-- START RECORDS SUPPLIED --
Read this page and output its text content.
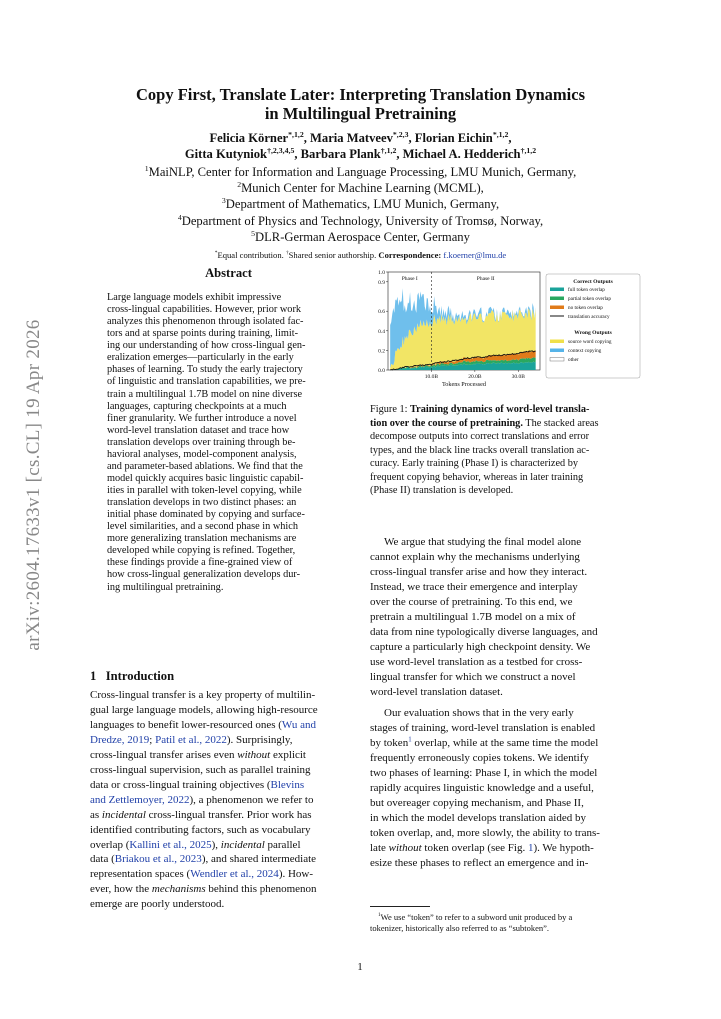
arXiv:2604.17633v1 [cs.CL] 19 Apr 2026
Copy First, Translate Later: Interpreting Translation Dynamics
in Multilingual Pretraining
Felicia Körner$^{*,1,2}$, Maria Matveev$^{*,2,3}$, Florian Eichin$^{*,1,2}$,
Gitta Kutyniok$^{\dagger,2,3,4,5}$, Barbara Plank$^{\dagger,1,2}$, Michael A. Hedderich$^{\dagger,1,2}$
$^1$MaiNLP, Center for Information and Language Processing, LMU Munich, Germany,
$^2$Munich Center for Machine Learning (MCML),
$^3$Department of Mathematics, LMU Munich, Germany,
$^4$Department of Physics and Technology, University of Tromsø, Norway,
$^5$DLR-German Aerospace Center, Germany
*Equal contribution. †Shared senior authorship. Correspondence: f.koerner@lmu.de
Abstract
Large language models exhibit impressive
cross-lingual capabilities. However, prior work
analyzes this phenomenon through isolated fac-
tors and at sparse points during training, limit-
ing our understanding of how cross-lingual gen-
eralization emerges—particularly in the early
phases of learning. To study the early trajectory
of linguistic and translation capabilities, we pre-
train a multilingual 1.7B model on nine diverse
languages, capturing checkpoints at a much
finer granularity. We further introduce a novel
word-level translation dataset and trace how
translation develops over training through be-
havioral analyses, model-component analysis,
and parameter-based ablations. We find that the
model quickly acquires basic linguistic capabil-
ities in parallel with token-level copying, while
translation develops in two distinct phases: an
initial phase dominated by copying and surface-
level similarities, and a second phase in which
more generalizing translation mechanisms are
developed while copying is refined. Together,
these findings provide a fine-grained view of
how cross-lingual generalization develops dur-
ing multilingual pretraining.
Phase I	Phase II
0.0
0.2
0.4
0.6
0.9
1.0
10.0B	20.0B	30.0B
Tokens Processed
Correct Outputs
full token overlap
partial token overlap
no token overlap
translation accuracy
Wrong Outputs
source word copying
context copying
other
Figure 1: Training dynamics of word-level transla-
tion over the course of pretraining. The stacked areas
decompose outputs into correct translations and error
types, and the black line tracks overall translation ac-
curacy. Early training (Phase I) is characterized by
frequent copying behavior, whereas in later training
(Phase II) translation is developed.
1 Introduction
Cross-lingual transfer is a key property of multilin-
gual large language models, allowing high-resource
languages to benefit lower-resourced ones (Wu and
Dredze, 2019; Patil et al., 2022). Surprisingly,
cross-lingual transfer arises even without explicit
cross-lingual supervision, such as parallel training
data or cross-lingual training objectives (Blevins
and Zettlemoyer, 2022), a phenomenon we refer to
as incidental cross-lingual transfer. Prior work has
identified contributing factors, such as vocabulary
overlap (Kallini et al., 2025), incidental parallel
data (Briakou et al., 2023), and shared intermediate
representation spaces (Wendler et al., 2024). How-
ever, how the mechanisms behind this phenomenon
emerge are poorly understood.
We argue that studying the final model alone
cannot explain why the mechanisms underlying
cross-lingual transfer arise and how they interact.
Instead, we trace their emergence and interplay
over the course of pretraining. To this end, we
pretrain a multilingual 1.7B model on a mix of
data from nine typologically diverse languages, and
capture a particularly high checkpoint density. We
use word-level translation as a testbed for cross-
lingual transfer for which we construct a novel
word-level translation dataset.
Our evaluation shows that in the very early
stages of training, word-level translation is enabled
by token$^1$ overlap, while at the same time the model
frequently erroneously copies tokens. We identify
two phases of learning: Phase I, in which the model
rapidly acquires linguistic knowledge and a useful,
but overeager copying mechanism, and Phase II,
in which the model develops translation aided by
token overlap, and, more slowly, the ability to trans-
late without token overlap (see Fig. 1). We hypoth-
esize these phases to reflect an emergence and in-
$^1$We use “token” to refer to a subword unit produced by a
tokenizer, historically also referred to as “subtoken”.
1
-- END RECORDS SUPPLIED --
WHAT THE TASK REQUIRES:
Copy each line of the listing that contains the string "level".

EXERCISE ANSWER:
word-level translation dataset and trace how
ities in parallel with token-level copying, while
level similarities, and a second phase in which
Figure 1: Training dynamics of word-level transla-
use word-level translation as a testbed for cross-
word-level translation dataset.
stages of training, word-level translation is enabled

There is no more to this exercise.